* OBJECTIVE:
Find the word "JSON" in the listing; pull out each line holding it.

[Begin DATASET CONTENT]

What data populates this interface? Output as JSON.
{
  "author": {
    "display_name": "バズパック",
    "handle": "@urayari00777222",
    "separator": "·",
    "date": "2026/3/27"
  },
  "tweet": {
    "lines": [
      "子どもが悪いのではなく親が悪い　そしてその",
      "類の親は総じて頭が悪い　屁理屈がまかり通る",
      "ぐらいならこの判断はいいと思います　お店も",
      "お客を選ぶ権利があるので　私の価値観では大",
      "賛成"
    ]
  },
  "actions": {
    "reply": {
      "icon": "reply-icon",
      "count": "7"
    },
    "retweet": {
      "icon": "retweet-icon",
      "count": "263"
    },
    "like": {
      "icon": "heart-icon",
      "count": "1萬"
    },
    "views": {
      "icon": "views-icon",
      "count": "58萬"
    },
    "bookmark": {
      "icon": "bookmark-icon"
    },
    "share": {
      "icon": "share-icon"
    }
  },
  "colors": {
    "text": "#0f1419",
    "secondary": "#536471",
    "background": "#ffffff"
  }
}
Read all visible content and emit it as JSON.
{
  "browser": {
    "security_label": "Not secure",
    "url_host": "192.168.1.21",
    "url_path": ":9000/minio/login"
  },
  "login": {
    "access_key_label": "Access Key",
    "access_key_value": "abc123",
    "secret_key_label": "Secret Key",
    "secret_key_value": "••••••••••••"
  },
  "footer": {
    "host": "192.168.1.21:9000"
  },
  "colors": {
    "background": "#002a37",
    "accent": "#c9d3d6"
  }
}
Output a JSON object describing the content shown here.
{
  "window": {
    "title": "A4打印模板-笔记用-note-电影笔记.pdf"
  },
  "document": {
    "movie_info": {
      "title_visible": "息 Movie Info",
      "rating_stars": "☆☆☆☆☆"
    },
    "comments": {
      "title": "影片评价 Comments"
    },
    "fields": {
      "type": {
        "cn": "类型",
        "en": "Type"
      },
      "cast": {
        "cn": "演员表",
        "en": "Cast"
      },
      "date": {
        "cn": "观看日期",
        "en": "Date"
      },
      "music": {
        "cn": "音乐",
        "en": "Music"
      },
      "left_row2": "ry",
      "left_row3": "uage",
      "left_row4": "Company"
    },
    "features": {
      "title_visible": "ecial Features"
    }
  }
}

[End DATASET CONTENT]

* ANSWER BELOW:
What data populates this interface? Output as JSON.
Read all visible content and emit it as JSON.
Output a JSON object describing the content shown here.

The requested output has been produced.